Task details :: Copy the data that follows, character for character, minus the pictures.

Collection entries

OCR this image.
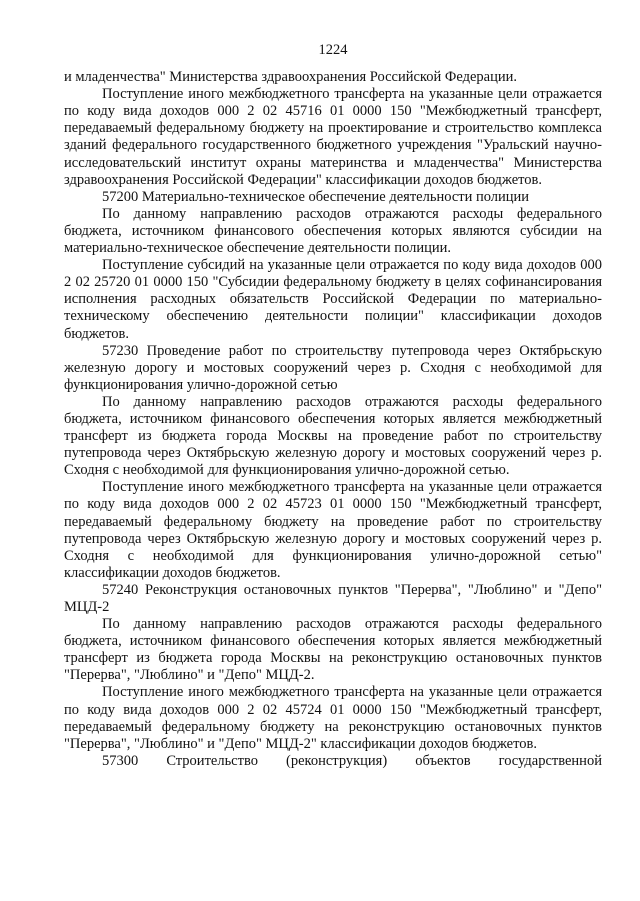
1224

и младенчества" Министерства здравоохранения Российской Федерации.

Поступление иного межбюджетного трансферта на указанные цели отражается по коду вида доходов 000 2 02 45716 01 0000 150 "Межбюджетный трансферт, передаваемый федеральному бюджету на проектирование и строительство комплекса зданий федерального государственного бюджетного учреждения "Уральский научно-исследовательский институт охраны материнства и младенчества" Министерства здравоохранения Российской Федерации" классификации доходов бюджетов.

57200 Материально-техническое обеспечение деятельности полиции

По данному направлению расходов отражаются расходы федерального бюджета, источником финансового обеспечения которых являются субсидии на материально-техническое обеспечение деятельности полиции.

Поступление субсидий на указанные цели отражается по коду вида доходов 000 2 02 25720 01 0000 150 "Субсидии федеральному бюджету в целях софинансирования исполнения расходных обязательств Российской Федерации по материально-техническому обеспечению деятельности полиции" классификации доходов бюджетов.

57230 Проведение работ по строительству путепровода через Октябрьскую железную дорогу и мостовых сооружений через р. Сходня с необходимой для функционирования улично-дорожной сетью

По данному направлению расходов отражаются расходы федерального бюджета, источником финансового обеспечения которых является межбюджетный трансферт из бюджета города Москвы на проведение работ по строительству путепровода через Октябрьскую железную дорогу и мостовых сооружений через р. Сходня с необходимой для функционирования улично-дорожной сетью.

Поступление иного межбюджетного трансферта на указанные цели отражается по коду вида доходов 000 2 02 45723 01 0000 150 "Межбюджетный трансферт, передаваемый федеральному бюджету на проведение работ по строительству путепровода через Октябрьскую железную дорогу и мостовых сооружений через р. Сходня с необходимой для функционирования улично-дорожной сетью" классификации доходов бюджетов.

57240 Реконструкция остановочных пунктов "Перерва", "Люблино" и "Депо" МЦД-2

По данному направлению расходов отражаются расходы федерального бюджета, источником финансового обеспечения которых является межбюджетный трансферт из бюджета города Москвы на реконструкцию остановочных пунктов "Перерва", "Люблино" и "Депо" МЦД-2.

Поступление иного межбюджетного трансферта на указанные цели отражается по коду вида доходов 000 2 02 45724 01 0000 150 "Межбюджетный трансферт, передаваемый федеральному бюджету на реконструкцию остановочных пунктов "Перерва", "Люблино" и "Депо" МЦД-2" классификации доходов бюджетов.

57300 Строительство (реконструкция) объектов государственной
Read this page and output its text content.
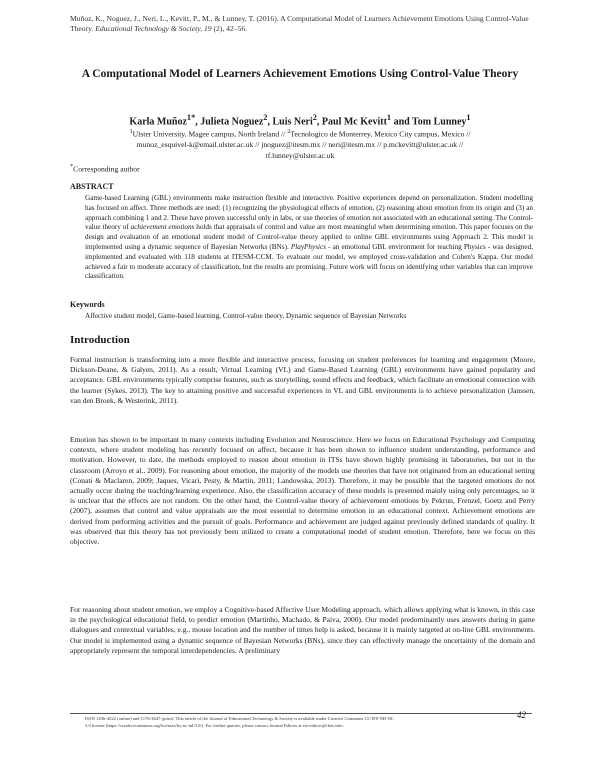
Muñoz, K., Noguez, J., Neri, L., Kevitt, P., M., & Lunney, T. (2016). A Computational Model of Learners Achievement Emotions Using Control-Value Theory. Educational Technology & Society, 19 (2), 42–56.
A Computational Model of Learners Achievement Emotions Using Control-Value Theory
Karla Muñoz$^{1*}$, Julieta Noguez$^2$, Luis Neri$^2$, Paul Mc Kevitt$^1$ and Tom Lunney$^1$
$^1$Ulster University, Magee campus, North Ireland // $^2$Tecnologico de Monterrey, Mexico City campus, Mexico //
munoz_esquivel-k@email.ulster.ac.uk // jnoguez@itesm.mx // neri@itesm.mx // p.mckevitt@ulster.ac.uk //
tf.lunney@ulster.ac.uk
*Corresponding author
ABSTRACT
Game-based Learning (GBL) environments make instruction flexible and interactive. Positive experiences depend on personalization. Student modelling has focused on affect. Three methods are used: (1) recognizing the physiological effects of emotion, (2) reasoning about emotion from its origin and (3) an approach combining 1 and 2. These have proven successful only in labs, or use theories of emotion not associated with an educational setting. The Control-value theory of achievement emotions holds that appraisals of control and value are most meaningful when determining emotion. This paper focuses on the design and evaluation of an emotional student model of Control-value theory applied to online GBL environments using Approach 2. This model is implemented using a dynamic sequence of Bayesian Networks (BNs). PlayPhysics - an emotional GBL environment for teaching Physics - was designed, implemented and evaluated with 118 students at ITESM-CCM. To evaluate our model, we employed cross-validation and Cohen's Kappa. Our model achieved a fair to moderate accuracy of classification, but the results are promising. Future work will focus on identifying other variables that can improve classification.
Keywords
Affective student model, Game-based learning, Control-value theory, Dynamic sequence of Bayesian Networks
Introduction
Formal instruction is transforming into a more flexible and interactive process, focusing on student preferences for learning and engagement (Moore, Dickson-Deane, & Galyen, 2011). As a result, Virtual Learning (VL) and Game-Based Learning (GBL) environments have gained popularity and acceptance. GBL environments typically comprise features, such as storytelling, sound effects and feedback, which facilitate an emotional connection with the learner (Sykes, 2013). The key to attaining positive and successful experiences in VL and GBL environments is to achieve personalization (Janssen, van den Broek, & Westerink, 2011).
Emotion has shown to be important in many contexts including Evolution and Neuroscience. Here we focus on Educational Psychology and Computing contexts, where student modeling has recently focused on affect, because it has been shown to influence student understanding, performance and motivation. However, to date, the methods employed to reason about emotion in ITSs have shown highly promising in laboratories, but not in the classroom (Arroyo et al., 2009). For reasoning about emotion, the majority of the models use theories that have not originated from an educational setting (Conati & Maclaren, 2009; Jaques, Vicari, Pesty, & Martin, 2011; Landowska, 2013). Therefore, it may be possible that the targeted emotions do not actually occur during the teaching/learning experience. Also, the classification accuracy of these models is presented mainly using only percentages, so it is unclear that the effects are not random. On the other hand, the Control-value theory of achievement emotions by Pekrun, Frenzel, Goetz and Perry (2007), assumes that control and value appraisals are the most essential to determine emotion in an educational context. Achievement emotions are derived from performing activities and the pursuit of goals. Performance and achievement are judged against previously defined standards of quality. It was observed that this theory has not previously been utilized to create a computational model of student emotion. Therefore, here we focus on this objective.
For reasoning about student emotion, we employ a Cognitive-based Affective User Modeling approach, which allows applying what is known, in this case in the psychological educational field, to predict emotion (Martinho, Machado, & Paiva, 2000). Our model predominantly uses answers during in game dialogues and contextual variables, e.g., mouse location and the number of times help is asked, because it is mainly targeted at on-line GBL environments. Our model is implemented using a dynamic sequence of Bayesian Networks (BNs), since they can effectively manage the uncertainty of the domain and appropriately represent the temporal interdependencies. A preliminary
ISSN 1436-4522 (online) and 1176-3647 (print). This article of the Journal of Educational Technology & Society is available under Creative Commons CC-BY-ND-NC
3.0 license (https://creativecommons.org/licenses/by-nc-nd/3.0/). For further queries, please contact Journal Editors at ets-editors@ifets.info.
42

Answer to this exercise ::
OCR this image.
1224

и младенчества" Министерства здравоохранения Российской Федерации.

Поступление иного межбюджетного трансферта на указанные цели отражается по коду вида доходов 000 2 02 45716 01 0000 150 "Межбюджетный трансферт, передаваемый федеральному бюджету на проектирование и строительство комплекса зданий федерального государственного бюджетного учреждения "Уральский научно-исследовательский институт охраны материнства и младенчества" Министерства здравоохранения Российской Федерации" классификации доходов бюджетов.

57200 Материально-техническое обеспечение деятельности полиции

По данному направлению расходов отражаются расходы федерального бюджета, источником финансового обеспечения которых являются субсидии на материально-техническое обеспечение деятельности полиции.

Поступление субсидий на указанные цели отражается по коду вида доходов 000 2 02 25720 01 0000 150 "Субсидии федеральному бюджету в целях софинансирования исполнения расходных обязательств Российской Федерации по материально-техническому обеспечению деятельности полиции" классификации доходов бюджетов.

57230 Проведение работ по строительству путепровода через Октябрьскую железную дорогу и мостовых сооружений через р. Сходня с необходимой для функционирования улично-дорожной сетью

По данному направлению расходов отражаются расходы федерального бюджета, источником финансового обеспечения которых является межбюджетный трансферт из бюджета города Москвы на проведение работ по строительству путепровода через Октябрьскую железную дорогу и мостовых сооружений через р. Сходня с необходимой для функционирования улично-дорожной сетью.

Поступление иного межбюджетного трансферта на указанные цели отражается по коду вида доходов 000 2 02 45723 01 0000 150 "Межбюджетный трансферт, передаваемый федеральному бюджету на проведение работ по строительству путепровода через Октябрьскую железную дорогу и мостовых сооружений через р. Сходня с необходимой для функционирования улично-дорожной сетью" классификации доходов бюджетов.

57240 Реконструкция остановочных пунктов "Перерва", "Люблино" и "Депо" МЦД-2

По данному направлению расходов отражаются расходы федерального бюджета, источником финансового обеспечения которых является межбюджетный трансферт из бюджета города Москвы на реконструкцию остановочных пунктов "Перерва", "Люблино" и "Депо" МЦД-2.

Поступление иного межбюджетного трансферта на указанные цели отражается по коду вида доходов 000 2 02 45724 01 0000 150 "Межбюджетный трансферт, передаваемый федеральному бюджету на реконструкцию остановочных пунктов "Перерва", "Люблино" и "Депо" МЦД-2" классификации доходов бюджетов.

57300 Строительство (реконструкция) объектов государственной
Read this page and output its text content.
Muñoz, K., Noguez, J., Neri, L., Kevitt, P., M., & Lunney, T. (2016). A Computational Model of Learners Achievement Emotions Using Control-Value Theory. Educational Technology & Society, 19 (2), 42–56.
A Computational Model of Learners Achievement Emotions Using Control-Value Theory
Karla Muñoz$^{1*}$, Julieta Noguez$^2$, Luis Neri$^2$, Paul Mc Kevitt$^1$ and Tom Lunney$^1$
$^1$Ulster University, Magee campus, North Ireland // $^2$Tecnologico de Monterrey, Mexico City campus, Mexico //
munoz_esquivel-k@email.ulster.ac.uk // jnoguez@itesm.mx // neri@itesm.mx // p.mckevitt@ulster.ac.uk //
tf.lunney@ulster.ac.uk
*Corresponding author
ABSTRACT
Game-based Learning (GBL) environments make instruction flexible and interactive. Positive experiences depend on personalization. Student modelling has focused on affect. Three methods are used: (1) recognizing the physiological effects of emotion, (2) reasoning about emotion from its origin and (3) an approach combining 1 and 2. These have proven successful only in labs, or use theories of emotion not associated with an educational setting. The Control-value theory of achievement emotions holds that appraisals of control and value are most meaningful when determining emotion. This paper focuses on the design and evaluation of an emotional student model of Control-value theory applied to online GBL environments using Approach 2. This model is implemented using a dynamic sequence of Bayesian Networks (BNs). PlayPhysics - an emotional GBL environment for teaching Physics - was designed, implemented and evaluated with 118 students at ITESM-CCM. To evaluate our model, we employed cross-validation and Cohen's Kappa. Our model achieved a fair to moderate accuracy of classification, but the results are promising. Future work will focus on identifying other variables that can improve classification.
Keywords
Affective student model, Game-based learning, Control-value theory, Dynamic sequence of Bayesian Networks
Introduction
Formal instruction is transforming into a more flexible and interactive process, focusing on student preferences for learning and engagement (Moore, Dickson-Deane, & Galyen, 2011). As a result, Virtual Learning (VL) and Game-Based Learning (GBL) environments have gained popularity and acceptance. GBL environments typically comprise features, such as storytelling, sound effects and feedback, which facilitate an emotional connection with the learner (Sykes, 2013). The key to attaining positive and successful experiences in VL and GBL environments is to achieve personalization (Janssen, van den Broek, & Westerink, 2011).
Emotion has shown to be important in many contexts including Evolution and Neuroscience. Here we focus on Educational Psychology and Computing contexts, where student modeling has recently focused on affect, because it has been shown to influence student understanding, performance and motivation. However, to date, the methods employed to reason about emotion in ITSs have shown highly promising in laboratories, but not in the classroom (Arroyo et al., 2009). For reasoning about emotion, the majority of the models use theories that have not originated from an educational setting (Conati & Maclaren, 2009; Jaques, Vicari, Pesty, & Martin, 2011; Landowska, 2013). Therefore, it may be possible that the targeted emotions do not actually occur during the teaching/learning experience. Also, the classification accuracy of these models is presented mainly using only percentages, so it is unclear that the effects are not random. On the other hand, the Control-value theory of achievement emotions by Pekrun, Frenzel, Goetz and Perry (2007), assumes that control and value appraisals are the most essential to determine emotion in an educational context. Achievement emotions are derived from performing activities and the pursuit of goals. Performance and achievement are judged against previously defined standards of quality. It was observed that this theory has not previously been utilized to create a computational model of student emotion. Therefore, here we focus on this objective.
For reasoning about student emotion, we employ a Cognitive-based Affective User Modeling approach, which allows applying what is known, in this case in the psychological educational field, to predict emotion (Martinho, Machado, & Paiva, 2000). Our model predominantly uses answers during in game dialogues and contextual variables, e.g., mouse location and the number of times help is asked, because it is mainly targeted at on-line GBL environments. Our model is implemented using a dynamic sequence of Bayesian Networks (BNs), since they can effectively manage the uncertainty of the domain and appropriately represent the temporal interdependencies. A preliminary
ISSN 1436-4522 (online) and 1176-3647 (print). This article of the Journal of Educational Technology & Society is available under Creative Commons CC-BY-ND-NC
3.0 license (https://creativecommons.org/licenses/by-nc-nd/3.0/). For further queries, please contact Journal Editors at ets-editors@ifets.info.
42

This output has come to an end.